* _Exercise instructions_:
(a) In the coronavirus news roundup, by how much will New Zealand's prime minister and her ministers cut their own salaries, and for how long?
(b) Continue the coronavirus news roundup from where it stops.

Segment Start: Provided text

They wanted $50bn, they got $25bn. The US government agreed a bailout for the beleaguered airline industry on Tuesday as part of its $2.2tn coronavirus aid package, as travel reaches an almost total standstill during lockdowns in almost 100 countries and on every continent besides Antarctica. The International Air Transport Association predicts airlines will lose 25% of their revenue this year, a total of approximately $314bn.

The medical workers risking – and losing – their lives

Some of the frontline medical workers who have died in the US due to Covid-19 complications.
Some of the frontline medical workers who have died in the US due to Covid-19 complications. Illustration: Guardian Design

Medical staff and emergency responders account for an estimated 11% of known US coronavirus cases. Now, the Guardian and Kaiser Health News have launched an effort to document all the lives lost on the healthcare frontline during the crisis. These are some of the first tragic cases.

In other news …

  • Barack Obama endorses Biden. The former president cast his former VP as the elder statesman with the experience and instincts to unify party and country in a time of crisis, in his first – though undoubtedly not his last – major public intervention in the 2020 presidential race.

  • Jacinda Ardern is taking a pay cut. The New Zealand prime minister has said she and her ministers will slash their own salaries by 20% for the next six months, in solidarity with other workers affected by the coronavirus.

  • It’s the longest animal ever seen: a 150-foot siphonophore – a deep sea predator that looks like a single piece of string – floating in the ocean off Western Australia and spotted by scientists who have discovered as many as 30 new marine species lurking in the region’s deep, underwater canyons.

Segment End: Provided text
Segment Start: Data under study

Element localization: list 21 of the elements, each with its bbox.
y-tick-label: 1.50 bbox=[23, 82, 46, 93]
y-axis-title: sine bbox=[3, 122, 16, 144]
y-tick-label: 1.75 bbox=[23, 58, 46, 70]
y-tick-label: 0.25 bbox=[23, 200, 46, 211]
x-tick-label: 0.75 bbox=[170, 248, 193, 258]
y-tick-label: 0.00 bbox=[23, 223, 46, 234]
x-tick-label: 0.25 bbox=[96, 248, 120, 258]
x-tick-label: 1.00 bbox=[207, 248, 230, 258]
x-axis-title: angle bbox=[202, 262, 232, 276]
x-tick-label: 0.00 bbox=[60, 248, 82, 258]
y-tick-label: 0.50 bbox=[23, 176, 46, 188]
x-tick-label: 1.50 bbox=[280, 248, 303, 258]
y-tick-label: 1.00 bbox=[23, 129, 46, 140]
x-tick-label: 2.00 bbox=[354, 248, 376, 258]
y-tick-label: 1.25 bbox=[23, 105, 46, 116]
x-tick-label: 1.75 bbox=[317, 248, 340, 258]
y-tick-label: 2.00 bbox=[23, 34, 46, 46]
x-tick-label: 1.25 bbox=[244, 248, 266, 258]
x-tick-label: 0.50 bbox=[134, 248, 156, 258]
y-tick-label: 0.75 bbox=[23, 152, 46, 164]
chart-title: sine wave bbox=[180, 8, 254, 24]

Segment End: Data under study

* _Results in order_:
(a) By 20% for the next six months.

(b)
Great reads

A Faroese local equipped with a video camera to show remote visitors around the islands.
A Faroese local equipped with a video camera to show remote visitors around the islands. Photograph: Kirstin Vang / Visit Faroe Islands

Virtual visitors: a remote-controlled guide to the Faroes

The Faroe Islands, a ruggedly beautiful north Atlantic archipelago, has enjoyed a tourism boom in recent years. But 2020 put paid to that, so now the islands are inviting people to visit remotely, writes Tim Ecott, by giving local volunteer guides a camera and letting people from all over the world take an online tour with them.

The outrage of our electronic waste mountain

The world’s biggest companies may deny it, but it is widely believed our electronic devices are deliberately built with a limited lifespan: so-called “planned obsolescence”. The result is a growing mountain of e-waste. John Harris talks to the activists trying to repair all that dead tech.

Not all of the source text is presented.